What the exercise asks: A word-for-word restatement of the data is what is needed.

[Dataset rows describing interfaces]

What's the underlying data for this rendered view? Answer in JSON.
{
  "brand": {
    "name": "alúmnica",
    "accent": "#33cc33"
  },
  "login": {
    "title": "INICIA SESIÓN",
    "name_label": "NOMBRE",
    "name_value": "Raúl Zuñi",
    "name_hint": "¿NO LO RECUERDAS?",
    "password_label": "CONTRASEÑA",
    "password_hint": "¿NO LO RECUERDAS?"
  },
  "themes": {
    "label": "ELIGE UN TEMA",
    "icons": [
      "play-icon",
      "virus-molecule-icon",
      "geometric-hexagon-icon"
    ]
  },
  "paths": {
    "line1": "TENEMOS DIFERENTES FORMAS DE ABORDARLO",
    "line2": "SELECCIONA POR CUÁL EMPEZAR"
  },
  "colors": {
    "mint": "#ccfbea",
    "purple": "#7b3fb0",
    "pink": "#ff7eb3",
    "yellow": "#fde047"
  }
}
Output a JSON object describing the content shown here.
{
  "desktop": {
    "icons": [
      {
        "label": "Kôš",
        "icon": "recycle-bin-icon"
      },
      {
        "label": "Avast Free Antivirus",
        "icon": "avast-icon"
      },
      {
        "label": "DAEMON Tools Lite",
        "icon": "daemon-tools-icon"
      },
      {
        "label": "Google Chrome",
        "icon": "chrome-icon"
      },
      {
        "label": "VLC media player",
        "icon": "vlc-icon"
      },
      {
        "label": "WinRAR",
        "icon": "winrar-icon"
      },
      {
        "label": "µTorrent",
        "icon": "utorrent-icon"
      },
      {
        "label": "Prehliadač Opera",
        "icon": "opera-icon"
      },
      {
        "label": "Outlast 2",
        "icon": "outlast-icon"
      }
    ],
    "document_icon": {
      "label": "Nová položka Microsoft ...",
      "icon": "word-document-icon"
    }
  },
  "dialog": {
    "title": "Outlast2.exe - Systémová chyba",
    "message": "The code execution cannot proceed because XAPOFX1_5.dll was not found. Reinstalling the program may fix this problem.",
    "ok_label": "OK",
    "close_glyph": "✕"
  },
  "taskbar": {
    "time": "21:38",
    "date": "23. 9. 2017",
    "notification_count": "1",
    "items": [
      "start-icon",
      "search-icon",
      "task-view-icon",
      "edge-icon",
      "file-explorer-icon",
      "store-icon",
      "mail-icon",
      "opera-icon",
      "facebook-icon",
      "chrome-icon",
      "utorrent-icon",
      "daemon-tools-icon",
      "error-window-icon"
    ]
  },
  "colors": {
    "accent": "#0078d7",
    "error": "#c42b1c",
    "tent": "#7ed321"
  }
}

Written response:
What's the underlying data for this rendered view? Answer in JSON.
{
  "brand": {
    "name": "alúmnica",
    "accent": "#33cc33"
  },
  "login": {
    "title": "INICIA SESIÓN",
    "name_label": "NOMBRE",
    "name_value": "Raúl Zuñi",
    "name_hint": "¿NO LO RECUERDAS?",
    "password_label": "CONTRASEÑA",
    "password_hint": "¿NO LO RECUERDAS?"
  },
  "themes": {
    "label": "ELIGE UN TEMA",
    "icons": [
      "play-icon",
      "virus-molecule-icon",
      "geometric-hexagon-icon"
    ]
  },
  "paths": {
    "line1": "TENEMOS DIFERENTES FORMAS DE ABORDARLO",
    "line2": "SELECCIONA POR CUÁL EMPEZAR"
  },
  "colors": {
    "mint": "#ccfbea",
    "purple": "#7b3fb0",
    "pink": "#ff7eb3",
    "yellow": "#fde047"
  }
}
Output a JSON object describing the content shown here.
{
  "desktop": {
    "icons": [
      {
        "label": "Kôš",
        "icon": "recycle-bin-icon"
      },
      {
        "label": "Avast Free Antivirus",
        "icon": "avast-icon"
      },
      {
        "label": "DAEMON Tools Lite",
        "icon": "daemon-tools-icon"
      },
      {
        "label": "Google Chrome",
        "icon": "chrome-icon"
      },
      {
        "label": "VLC media player",
        "icon": "vlc-icon"
      },
      {
        "label": "WinRAR",
        "icon": "winrar-icon"
      },
      {
        "label": "µTorrent",
        "icon": "utorrent-icon"
      },
      {
        "label": "Prehliadač Opera",
        "icon": "opera-icon"
      },
      {
        "label": "Outlast 2",
        "icon": "outlast-icon"
      }
    ],
    "document_icon": {
      "label": "Nová položka Microsoft ...",
      "icon": "word-document-icon"
    }
  },
  "dialog": {
    "title": "Outlast2.exe - Systémová chyba",
    "message": "The code execution cannot proceed because XAPOFX1_5.dll was not found. Reinstalling the program may fix this problem.",
    "ok_label": "OK",
    "close_glyph": "✕"
  },
  "taskbar": {
    "time": "21:38",
    "date": "23. 9. 2017",
    "notification_count": "1",
    "items": [
      "start-icon",
      "search-icon",
      "task-view-icon",
      "edge-icon",
      "file-explorer-icon",
      "store-icon",
      "mail-icon",
      "opera-icon",
      "facebook-icon",
      "chrome-icon",
      "utorrent-icon",
      "daemon-tools-icon",
      "error-window-icon"
    ]
  },
  "colors": {
    "accent": "#0078d7",
    "error": "#c42b1c",
    "tent": "#7ed321"
  }
}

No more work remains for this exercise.